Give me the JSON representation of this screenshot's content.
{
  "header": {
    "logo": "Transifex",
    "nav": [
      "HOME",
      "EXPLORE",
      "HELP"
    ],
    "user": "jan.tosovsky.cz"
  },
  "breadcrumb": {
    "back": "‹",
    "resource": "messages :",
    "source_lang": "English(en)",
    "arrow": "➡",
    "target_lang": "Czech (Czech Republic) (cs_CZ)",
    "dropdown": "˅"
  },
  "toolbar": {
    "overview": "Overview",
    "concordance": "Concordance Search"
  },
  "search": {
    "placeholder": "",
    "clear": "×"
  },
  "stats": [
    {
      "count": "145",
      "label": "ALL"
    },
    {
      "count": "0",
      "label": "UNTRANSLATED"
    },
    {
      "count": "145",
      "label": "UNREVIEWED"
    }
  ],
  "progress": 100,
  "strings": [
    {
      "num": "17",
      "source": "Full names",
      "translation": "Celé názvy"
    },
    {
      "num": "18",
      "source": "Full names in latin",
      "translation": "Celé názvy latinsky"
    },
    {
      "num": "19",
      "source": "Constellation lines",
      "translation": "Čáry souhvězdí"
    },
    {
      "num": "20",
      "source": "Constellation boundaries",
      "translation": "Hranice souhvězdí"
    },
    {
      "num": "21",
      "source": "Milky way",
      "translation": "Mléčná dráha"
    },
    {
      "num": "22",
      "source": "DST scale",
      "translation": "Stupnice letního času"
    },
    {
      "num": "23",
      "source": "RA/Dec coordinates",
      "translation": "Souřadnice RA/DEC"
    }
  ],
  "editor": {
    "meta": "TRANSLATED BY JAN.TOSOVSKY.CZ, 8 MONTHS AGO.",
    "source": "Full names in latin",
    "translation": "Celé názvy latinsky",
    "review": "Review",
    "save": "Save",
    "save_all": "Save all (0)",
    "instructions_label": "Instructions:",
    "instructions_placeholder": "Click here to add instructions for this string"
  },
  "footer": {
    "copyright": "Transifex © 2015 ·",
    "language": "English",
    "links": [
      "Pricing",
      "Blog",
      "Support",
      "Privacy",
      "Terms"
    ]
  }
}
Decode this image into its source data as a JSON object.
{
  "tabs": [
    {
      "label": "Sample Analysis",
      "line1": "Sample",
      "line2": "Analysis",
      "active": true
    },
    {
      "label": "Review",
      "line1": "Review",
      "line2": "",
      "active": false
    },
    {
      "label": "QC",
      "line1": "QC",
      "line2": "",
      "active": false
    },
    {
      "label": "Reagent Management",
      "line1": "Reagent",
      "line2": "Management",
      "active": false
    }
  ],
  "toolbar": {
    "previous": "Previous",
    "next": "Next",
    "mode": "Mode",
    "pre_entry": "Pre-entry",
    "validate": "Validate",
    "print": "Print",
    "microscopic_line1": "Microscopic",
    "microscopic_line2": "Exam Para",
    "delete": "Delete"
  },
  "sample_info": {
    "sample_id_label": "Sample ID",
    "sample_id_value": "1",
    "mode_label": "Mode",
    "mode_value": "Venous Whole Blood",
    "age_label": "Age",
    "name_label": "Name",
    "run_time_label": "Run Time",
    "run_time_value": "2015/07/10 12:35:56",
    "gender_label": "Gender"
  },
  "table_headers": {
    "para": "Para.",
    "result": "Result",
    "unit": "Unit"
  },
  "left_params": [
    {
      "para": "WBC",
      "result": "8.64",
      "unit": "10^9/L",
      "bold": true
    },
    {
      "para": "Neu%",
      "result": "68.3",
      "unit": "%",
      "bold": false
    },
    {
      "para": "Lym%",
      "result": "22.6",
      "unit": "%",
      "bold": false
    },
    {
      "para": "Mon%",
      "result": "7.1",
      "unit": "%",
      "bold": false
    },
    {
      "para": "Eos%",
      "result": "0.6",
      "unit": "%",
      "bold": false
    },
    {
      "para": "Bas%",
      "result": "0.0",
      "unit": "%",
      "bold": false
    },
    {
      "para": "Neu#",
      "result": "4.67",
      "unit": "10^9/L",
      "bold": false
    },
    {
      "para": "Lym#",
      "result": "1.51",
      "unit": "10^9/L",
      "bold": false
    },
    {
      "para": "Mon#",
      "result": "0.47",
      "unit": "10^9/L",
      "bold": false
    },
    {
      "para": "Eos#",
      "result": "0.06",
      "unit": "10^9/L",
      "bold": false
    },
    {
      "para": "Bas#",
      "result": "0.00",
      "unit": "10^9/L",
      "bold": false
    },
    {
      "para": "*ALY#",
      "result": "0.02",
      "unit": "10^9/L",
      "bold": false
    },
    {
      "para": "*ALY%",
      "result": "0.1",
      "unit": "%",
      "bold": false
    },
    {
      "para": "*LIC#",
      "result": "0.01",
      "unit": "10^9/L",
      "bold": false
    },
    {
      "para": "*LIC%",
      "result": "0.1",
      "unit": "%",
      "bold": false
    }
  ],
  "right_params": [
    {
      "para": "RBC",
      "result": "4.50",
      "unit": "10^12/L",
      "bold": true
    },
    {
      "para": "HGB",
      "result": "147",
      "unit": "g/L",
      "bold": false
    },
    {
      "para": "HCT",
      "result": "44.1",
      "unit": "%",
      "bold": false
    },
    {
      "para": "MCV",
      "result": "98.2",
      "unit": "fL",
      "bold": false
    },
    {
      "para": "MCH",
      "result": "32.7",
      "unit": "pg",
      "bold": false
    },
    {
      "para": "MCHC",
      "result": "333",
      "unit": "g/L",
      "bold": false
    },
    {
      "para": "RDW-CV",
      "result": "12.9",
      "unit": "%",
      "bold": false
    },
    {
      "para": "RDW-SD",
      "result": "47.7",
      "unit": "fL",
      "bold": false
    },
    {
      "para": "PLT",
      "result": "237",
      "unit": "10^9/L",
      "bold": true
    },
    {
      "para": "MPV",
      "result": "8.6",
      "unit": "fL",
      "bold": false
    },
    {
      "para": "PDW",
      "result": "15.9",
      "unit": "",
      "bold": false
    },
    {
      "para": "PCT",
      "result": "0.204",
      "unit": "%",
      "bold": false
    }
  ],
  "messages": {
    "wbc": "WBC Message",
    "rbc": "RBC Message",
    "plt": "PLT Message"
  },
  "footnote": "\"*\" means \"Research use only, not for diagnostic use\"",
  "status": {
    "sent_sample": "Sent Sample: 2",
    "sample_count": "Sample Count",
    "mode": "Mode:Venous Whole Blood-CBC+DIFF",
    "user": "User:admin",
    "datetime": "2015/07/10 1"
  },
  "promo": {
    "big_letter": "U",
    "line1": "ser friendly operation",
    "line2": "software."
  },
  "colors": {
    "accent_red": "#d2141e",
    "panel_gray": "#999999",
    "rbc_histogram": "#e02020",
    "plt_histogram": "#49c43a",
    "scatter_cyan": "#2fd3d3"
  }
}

═══

What to do
State how many lines of the material contain the string "JSON", with no other words.

Result for this task
2